[Stored items]
——

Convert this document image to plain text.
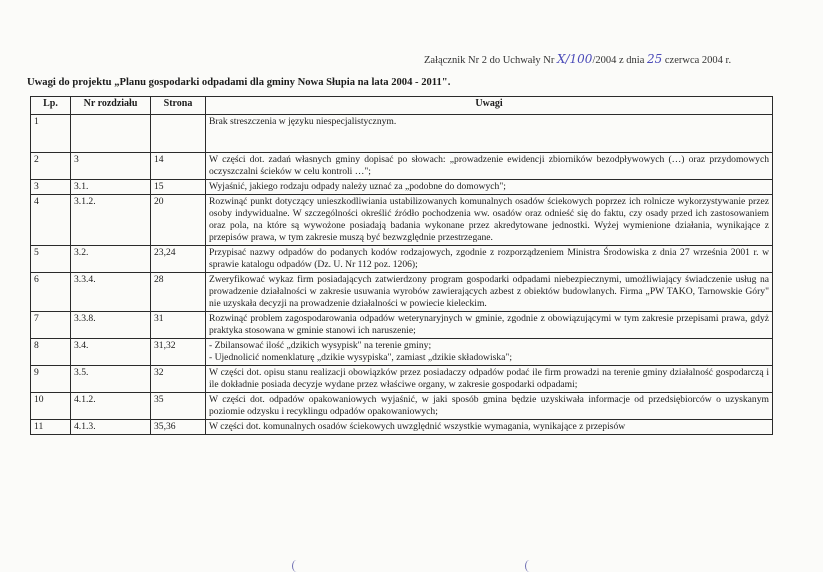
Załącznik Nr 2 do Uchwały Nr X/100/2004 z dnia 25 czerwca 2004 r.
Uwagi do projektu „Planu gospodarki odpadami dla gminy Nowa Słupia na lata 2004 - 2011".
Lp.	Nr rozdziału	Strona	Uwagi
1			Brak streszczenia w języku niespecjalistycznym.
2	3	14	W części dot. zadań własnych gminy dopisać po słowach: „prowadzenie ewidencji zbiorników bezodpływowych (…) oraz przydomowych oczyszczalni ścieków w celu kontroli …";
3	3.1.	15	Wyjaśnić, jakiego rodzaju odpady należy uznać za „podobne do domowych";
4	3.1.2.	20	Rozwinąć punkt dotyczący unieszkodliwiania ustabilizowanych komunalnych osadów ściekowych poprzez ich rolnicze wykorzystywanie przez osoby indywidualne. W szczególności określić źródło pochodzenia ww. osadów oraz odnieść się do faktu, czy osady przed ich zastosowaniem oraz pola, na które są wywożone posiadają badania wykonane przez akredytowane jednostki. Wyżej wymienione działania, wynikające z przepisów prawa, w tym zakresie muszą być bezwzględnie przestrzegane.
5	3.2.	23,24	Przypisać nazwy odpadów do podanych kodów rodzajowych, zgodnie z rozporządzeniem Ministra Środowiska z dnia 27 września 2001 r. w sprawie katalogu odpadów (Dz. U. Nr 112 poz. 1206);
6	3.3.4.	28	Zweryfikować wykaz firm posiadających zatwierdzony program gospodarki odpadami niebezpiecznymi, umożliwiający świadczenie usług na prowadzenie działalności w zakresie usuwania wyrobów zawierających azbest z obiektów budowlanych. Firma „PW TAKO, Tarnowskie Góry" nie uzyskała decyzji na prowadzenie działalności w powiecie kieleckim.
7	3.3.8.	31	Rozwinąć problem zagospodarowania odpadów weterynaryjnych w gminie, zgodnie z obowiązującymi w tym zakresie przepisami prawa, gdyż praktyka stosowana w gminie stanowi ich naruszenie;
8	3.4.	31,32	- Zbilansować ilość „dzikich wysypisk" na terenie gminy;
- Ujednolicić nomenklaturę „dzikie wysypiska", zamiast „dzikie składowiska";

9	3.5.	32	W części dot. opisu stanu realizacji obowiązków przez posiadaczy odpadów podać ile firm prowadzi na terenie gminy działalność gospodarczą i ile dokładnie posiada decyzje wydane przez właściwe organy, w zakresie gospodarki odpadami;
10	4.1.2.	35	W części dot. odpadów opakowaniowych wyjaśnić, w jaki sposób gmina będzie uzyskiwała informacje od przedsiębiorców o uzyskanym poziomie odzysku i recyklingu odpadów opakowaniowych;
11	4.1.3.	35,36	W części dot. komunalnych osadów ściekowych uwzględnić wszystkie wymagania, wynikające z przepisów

——

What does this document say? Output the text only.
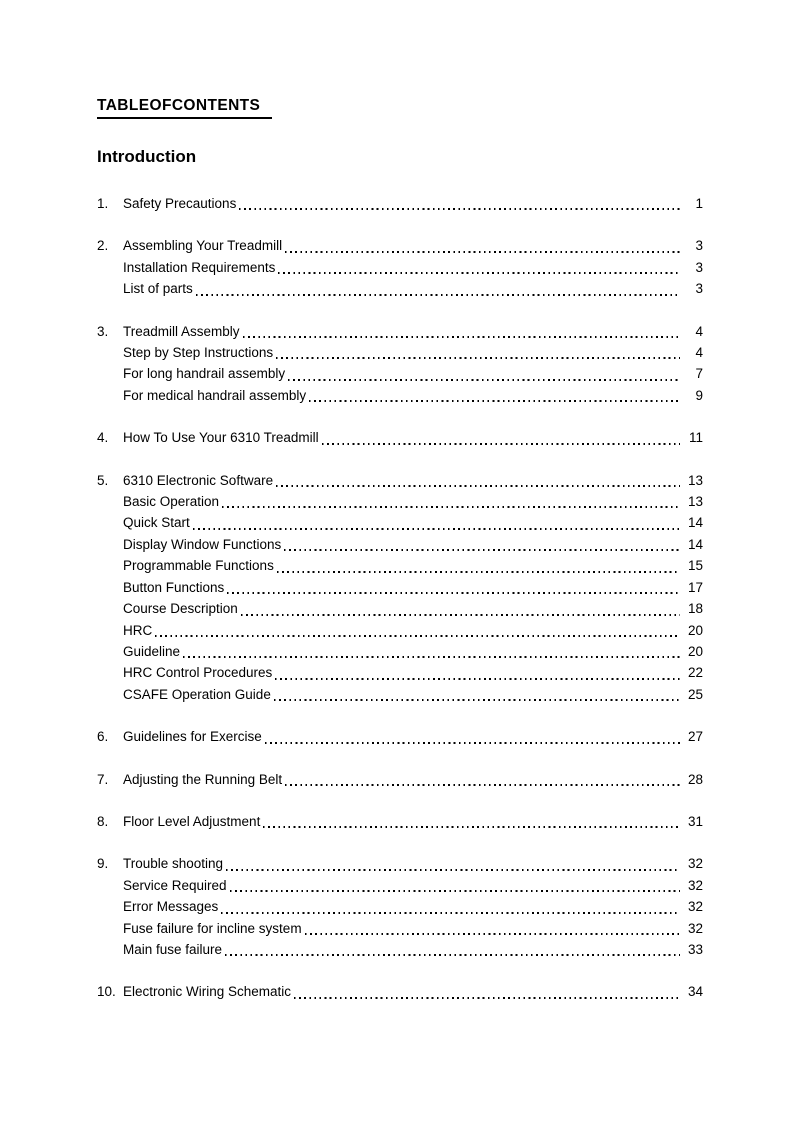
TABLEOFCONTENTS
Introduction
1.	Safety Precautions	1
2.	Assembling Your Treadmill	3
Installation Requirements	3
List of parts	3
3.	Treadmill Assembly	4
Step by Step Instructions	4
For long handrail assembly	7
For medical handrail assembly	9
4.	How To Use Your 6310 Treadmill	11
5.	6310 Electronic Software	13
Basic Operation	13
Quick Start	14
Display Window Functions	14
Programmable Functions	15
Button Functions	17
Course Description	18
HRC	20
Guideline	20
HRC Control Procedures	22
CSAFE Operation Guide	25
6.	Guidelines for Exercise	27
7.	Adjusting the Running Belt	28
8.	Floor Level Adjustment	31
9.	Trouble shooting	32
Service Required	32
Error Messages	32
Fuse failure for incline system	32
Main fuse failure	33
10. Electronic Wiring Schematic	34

——

* Written exercise:
Give only the number of lines in the data that include the string "text".

* Exercise result:
2